Copy all lines of the listing that include the string "JSON".

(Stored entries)
┏━━

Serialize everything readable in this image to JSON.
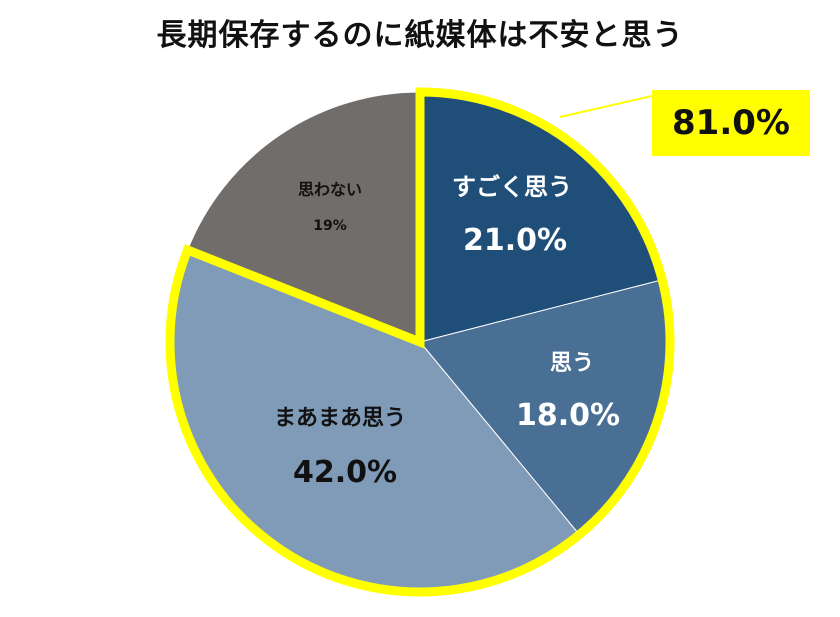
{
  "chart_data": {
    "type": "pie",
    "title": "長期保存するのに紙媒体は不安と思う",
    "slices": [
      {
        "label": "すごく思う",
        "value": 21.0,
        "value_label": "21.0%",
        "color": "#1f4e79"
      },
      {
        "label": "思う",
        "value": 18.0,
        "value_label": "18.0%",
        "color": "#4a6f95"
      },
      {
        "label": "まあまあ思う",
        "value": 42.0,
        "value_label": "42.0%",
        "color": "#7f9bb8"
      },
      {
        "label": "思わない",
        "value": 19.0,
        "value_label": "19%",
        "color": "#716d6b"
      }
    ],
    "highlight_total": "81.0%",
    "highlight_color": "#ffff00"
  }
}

┗━━
┏━━

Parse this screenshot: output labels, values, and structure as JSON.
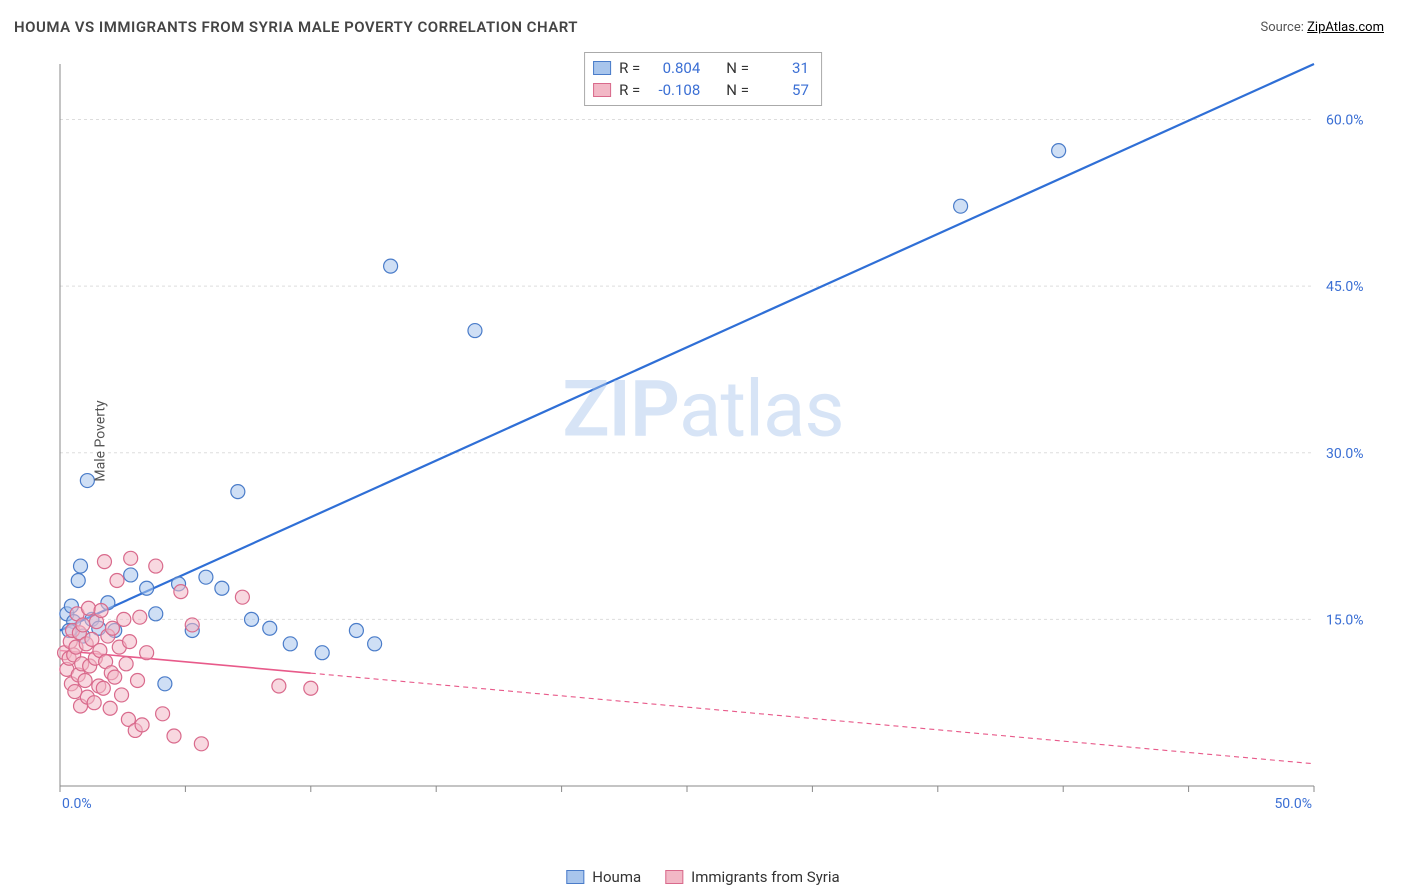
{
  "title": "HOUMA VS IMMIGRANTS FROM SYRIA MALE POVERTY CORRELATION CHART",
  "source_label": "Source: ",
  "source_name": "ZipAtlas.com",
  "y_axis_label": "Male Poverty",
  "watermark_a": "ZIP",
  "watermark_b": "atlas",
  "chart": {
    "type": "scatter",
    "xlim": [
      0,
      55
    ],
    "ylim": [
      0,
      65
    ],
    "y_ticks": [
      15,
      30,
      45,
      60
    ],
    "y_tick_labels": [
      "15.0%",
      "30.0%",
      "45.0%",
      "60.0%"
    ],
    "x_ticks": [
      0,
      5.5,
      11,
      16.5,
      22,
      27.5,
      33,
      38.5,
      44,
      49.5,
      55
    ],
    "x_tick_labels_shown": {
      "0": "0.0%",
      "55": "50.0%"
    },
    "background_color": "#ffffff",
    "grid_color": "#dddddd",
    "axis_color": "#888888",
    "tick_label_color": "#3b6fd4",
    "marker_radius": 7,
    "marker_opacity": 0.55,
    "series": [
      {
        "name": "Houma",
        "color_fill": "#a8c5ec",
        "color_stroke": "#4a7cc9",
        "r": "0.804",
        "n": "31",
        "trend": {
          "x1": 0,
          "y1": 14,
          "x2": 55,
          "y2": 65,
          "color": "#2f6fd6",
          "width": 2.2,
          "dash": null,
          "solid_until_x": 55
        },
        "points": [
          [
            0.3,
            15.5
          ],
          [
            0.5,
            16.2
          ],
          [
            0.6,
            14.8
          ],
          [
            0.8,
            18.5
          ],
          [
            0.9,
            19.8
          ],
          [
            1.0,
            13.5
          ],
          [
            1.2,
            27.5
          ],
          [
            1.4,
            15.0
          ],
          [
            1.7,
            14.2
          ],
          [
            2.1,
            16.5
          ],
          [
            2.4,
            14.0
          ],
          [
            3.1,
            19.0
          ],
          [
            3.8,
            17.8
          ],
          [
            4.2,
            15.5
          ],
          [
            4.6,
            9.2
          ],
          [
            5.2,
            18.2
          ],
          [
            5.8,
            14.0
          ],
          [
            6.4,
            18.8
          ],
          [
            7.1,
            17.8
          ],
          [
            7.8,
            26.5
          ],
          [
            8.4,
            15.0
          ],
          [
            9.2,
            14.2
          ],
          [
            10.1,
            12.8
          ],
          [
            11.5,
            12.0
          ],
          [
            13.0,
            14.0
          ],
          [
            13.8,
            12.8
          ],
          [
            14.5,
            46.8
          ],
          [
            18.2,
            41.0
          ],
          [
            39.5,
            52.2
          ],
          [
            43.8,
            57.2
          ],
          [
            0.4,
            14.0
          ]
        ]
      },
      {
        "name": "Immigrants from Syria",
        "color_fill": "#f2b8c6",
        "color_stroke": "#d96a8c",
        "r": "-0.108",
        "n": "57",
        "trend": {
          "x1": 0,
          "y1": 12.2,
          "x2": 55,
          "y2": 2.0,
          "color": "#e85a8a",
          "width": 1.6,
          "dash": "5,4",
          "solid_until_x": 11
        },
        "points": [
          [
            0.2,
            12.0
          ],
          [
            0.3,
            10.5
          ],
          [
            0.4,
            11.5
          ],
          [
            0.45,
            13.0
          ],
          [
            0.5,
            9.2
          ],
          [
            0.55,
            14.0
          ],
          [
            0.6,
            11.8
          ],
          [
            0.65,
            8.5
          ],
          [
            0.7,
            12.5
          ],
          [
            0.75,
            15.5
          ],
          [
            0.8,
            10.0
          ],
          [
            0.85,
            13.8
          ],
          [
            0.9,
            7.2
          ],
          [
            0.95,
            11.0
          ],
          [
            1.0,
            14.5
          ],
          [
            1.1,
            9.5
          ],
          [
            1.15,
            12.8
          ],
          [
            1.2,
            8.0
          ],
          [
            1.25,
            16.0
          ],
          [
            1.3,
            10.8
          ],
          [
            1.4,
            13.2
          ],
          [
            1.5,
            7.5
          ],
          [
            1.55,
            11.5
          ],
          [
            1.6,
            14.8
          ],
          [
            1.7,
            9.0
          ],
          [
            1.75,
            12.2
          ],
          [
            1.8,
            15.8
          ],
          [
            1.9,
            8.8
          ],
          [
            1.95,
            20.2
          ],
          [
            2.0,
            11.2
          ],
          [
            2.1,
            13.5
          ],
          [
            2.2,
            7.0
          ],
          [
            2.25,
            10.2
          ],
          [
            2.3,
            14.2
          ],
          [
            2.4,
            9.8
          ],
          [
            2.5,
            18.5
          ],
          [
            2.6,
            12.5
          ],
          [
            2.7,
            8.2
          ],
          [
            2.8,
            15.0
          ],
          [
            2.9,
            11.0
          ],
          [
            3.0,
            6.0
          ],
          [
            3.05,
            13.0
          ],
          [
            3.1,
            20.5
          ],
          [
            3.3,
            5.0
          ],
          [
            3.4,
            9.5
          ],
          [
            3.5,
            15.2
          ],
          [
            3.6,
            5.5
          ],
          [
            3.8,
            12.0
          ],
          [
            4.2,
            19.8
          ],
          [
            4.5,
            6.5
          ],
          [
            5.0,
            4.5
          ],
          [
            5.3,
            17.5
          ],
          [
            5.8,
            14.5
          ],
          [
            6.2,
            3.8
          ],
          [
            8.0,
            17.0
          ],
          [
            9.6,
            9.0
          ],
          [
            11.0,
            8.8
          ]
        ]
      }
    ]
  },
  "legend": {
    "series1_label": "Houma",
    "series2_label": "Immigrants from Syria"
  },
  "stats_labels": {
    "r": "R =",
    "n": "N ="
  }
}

┗━━

§ EXERCISE OUTPUT
Serialize everything readable in this image to JSON.
Parse this screenshot: output labels, values, and structure as JSON.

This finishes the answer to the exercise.